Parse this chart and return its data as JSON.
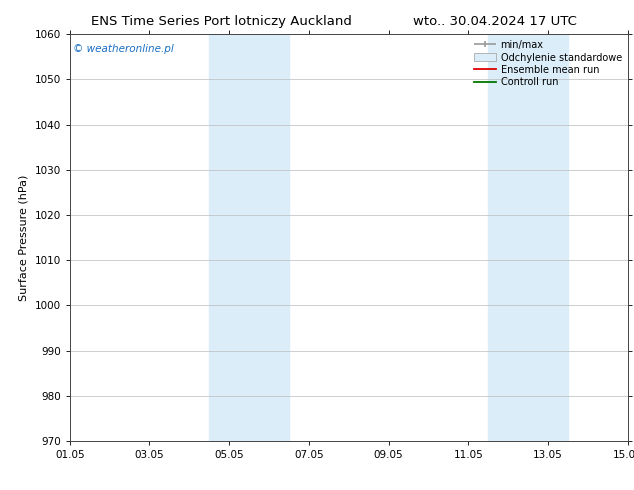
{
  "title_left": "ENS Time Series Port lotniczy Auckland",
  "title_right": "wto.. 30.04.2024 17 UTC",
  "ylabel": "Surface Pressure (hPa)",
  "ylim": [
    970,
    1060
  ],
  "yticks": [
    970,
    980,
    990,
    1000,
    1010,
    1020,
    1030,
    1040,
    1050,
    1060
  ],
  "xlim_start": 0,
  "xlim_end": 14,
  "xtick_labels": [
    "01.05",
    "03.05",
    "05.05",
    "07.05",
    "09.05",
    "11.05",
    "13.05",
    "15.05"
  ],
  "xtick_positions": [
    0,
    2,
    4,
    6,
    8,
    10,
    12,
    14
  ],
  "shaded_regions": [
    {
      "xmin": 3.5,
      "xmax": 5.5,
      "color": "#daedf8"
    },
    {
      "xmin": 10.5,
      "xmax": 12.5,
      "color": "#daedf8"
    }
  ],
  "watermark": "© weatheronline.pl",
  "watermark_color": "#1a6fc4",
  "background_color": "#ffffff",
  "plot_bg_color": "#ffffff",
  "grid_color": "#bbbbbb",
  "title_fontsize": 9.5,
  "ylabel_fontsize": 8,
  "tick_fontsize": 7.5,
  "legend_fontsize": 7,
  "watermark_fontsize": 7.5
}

########################################

Report the number of lines above that contain the word "ffffff", and only that number.

> [SOLUTION TO THIS EXERCISE]:
2